STATED GOAL: Count the lines in the listing below that contain the word "rail". Reply with only that number.

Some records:
****

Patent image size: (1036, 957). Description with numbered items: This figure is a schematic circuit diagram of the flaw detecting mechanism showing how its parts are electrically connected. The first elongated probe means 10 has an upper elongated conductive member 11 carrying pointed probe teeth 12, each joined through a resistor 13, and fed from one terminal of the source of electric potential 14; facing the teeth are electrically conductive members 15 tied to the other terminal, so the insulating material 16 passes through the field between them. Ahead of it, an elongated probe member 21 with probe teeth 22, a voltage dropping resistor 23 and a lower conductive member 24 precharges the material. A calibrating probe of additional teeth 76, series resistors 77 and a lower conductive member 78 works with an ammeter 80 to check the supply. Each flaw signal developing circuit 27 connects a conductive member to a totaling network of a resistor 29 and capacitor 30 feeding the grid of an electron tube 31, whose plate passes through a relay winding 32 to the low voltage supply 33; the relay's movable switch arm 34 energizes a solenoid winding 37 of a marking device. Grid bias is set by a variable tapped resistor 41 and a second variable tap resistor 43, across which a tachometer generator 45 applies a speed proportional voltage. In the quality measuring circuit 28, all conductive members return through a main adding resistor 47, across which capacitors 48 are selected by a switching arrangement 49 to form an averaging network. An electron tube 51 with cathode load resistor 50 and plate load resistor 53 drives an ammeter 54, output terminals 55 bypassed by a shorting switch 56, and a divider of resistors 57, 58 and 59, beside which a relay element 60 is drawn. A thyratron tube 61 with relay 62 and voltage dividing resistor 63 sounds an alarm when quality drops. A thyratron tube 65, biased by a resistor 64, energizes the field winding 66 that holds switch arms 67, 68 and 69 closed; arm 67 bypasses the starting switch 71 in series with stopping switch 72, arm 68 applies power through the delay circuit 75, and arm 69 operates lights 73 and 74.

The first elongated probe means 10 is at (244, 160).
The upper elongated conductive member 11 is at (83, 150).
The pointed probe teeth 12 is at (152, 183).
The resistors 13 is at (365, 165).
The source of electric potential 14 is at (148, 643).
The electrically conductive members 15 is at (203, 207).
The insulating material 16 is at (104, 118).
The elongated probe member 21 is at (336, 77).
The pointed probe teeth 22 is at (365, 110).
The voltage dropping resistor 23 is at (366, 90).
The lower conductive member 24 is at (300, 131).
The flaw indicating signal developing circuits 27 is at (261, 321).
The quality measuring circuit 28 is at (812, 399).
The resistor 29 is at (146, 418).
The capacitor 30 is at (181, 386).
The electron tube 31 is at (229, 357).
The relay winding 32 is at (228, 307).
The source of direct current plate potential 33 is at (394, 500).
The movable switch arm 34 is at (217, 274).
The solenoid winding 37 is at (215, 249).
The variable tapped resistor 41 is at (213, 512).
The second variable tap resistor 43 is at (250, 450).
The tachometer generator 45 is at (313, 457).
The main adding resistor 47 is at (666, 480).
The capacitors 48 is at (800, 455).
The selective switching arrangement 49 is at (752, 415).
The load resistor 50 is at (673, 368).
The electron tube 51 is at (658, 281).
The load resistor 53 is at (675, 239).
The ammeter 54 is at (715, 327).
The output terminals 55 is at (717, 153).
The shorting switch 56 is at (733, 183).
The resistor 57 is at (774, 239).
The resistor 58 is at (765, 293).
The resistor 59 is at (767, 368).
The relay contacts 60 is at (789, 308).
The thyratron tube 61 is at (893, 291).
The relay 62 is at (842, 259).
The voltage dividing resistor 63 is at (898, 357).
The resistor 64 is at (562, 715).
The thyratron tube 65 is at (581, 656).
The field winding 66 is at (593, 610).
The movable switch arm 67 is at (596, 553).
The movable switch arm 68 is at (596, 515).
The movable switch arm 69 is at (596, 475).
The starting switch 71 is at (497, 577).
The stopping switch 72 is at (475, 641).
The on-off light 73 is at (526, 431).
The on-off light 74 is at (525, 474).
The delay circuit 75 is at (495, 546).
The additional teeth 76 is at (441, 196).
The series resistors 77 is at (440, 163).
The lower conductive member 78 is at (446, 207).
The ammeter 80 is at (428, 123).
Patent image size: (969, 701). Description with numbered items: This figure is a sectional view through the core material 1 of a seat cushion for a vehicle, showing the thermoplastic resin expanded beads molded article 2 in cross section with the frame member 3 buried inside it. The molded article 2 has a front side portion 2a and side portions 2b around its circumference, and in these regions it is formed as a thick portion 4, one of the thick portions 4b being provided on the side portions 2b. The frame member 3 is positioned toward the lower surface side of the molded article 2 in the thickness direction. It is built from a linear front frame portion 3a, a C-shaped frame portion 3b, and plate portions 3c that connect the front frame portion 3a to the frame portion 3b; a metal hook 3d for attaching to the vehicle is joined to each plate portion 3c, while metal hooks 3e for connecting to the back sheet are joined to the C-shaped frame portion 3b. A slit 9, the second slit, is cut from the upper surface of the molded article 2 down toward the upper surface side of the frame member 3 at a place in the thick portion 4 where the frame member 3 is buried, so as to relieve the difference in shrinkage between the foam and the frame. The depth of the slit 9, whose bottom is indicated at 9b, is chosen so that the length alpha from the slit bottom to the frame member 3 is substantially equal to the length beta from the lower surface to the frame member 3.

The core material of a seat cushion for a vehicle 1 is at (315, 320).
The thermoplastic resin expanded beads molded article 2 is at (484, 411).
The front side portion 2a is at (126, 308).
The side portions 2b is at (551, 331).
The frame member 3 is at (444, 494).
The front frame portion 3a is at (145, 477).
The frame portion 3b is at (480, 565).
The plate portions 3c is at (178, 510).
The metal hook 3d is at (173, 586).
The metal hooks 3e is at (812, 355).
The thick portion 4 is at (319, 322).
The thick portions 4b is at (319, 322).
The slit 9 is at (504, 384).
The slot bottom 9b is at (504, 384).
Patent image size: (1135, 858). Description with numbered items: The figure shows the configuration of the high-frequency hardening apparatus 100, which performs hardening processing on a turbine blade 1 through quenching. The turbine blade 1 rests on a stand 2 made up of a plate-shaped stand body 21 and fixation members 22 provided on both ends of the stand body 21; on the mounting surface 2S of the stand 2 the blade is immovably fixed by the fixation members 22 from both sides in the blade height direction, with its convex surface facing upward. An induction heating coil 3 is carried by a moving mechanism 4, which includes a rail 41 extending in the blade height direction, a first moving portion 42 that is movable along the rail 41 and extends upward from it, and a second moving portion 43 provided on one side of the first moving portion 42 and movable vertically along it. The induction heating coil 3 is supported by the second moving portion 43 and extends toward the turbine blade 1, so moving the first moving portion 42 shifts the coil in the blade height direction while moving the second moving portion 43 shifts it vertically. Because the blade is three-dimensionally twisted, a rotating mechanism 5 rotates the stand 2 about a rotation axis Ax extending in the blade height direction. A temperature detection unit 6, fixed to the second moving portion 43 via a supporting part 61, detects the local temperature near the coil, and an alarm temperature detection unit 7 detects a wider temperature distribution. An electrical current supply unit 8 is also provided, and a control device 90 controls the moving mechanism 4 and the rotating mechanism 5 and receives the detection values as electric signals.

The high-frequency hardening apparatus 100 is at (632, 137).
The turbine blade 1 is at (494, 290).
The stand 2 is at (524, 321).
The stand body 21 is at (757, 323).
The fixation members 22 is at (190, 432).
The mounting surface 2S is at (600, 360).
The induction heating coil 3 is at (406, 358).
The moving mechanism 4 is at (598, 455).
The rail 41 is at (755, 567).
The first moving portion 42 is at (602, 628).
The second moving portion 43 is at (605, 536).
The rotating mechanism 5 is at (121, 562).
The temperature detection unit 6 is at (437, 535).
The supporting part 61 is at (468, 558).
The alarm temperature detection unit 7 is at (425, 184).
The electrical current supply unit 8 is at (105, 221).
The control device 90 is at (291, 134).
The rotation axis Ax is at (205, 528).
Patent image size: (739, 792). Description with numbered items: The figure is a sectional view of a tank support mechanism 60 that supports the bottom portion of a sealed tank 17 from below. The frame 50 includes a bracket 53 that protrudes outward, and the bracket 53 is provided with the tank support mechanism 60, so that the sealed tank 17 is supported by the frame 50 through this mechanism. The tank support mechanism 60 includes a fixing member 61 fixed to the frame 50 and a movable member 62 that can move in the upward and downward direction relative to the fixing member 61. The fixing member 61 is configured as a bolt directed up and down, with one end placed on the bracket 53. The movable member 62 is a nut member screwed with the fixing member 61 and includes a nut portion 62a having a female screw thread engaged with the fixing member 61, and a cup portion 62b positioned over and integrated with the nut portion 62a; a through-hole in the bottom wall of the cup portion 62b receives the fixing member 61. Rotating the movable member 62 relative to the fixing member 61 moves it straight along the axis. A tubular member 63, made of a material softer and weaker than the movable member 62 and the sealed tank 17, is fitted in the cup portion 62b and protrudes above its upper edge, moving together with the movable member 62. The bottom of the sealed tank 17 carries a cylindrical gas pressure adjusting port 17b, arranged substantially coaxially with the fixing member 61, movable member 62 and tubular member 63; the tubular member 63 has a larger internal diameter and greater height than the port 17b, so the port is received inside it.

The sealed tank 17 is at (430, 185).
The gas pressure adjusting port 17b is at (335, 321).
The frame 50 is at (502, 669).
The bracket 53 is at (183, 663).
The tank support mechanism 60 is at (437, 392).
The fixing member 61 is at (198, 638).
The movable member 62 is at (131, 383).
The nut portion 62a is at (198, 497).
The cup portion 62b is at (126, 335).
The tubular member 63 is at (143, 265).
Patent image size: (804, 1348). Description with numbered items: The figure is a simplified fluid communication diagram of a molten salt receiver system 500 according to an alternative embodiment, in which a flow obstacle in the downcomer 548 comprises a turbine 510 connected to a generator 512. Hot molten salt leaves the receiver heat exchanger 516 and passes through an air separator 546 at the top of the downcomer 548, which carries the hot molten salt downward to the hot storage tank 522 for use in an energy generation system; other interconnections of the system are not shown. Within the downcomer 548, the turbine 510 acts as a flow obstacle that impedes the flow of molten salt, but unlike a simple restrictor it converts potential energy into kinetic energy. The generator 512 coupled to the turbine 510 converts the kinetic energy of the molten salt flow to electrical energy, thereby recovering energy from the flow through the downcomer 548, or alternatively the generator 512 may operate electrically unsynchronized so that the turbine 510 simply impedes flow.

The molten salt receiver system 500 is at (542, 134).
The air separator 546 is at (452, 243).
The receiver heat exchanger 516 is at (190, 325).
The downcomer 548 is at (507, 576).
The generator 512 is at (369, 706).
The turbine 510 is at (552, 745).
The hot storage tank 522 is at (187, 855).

****

RESULT OF THE EXERCISE: 2